WORK INSTRUCTIONS:
Write the listing out again, all of it, word for word.

[START MATERIAL]

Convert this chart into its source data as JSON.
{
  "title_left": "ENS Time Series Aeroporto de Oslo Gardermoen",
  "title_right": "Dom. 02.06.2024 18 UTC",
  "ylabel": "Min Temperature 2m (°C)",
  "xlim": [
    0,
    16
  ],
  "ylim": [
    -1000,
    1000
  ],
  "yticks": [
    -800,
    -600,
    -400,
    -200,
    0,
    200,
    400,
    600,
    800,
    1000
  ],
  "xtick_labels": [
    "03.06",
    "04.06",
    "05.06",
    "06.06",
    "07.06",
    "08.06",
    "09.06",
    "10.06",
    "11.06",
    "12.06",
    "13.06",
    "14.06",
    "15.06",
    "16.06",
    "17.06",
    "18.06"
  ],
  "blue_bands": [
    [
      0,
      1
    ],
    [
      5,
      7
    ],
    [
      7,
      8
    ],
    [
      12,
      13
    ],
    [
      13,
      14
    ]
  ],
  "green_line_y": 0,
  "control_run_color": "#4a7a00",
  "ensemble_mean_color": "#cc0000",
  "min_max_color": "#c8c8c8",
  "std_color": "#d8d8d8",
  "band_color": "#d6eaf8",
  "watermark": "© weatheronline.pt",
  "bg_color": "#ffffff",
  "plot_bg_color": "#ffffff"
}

[END MATERIAL]

FINISHED ANSWER:
Convert this chart into its source data as JSON.
{
  "title_left": "ENS Time Series Aeroporto de Oslo Gardermoen",
  "title_right": "Dom. 02.06.2024 18 UTC",
  "ylabel": "Min Temperature 2m (°C)",
  "xlim": [
    0,
    16
  ],
  "ylim": [
    -1000,
    1000
  ],
  "yticks": [
    -800,
    -600,
    -400,
    -200,
    0,
    200,
    400,
    600,
    800,
    1000
  ],
  "xtick_labels": [
    "03.06",
    "04.06",
    "05.06",
    "06.06",
    "07.06",
    "08.06",
    "09.06",
    "10.06",
    "11.06",
    "12.06",
    "13.06",
    "14.06",
    "15.06",
    "16.06",
    "17.06",
    "18.06"
  ],
  "blue_bands": [
    [
      0,
      1
    ],
    [
      5,
      7
    ],
    [
      7,
      8
    ],
    [
      12,
      13
    ],
    [
      13,
      14
    ]
  ],
  "green_line_y": 0,
  "control_run_color": "#4a7a00",
  "ensemble_mean_color": "#cc0000",
  "min_max_color": "#c8c8c8",
  "std_color": "#d8d8d8",
  "band_color": "#d6eaf8",
  "watermark": "© weatheronline.pt",
  "bg_color": "#ffffff",
  "plot_bg_color": "#ffffff"
}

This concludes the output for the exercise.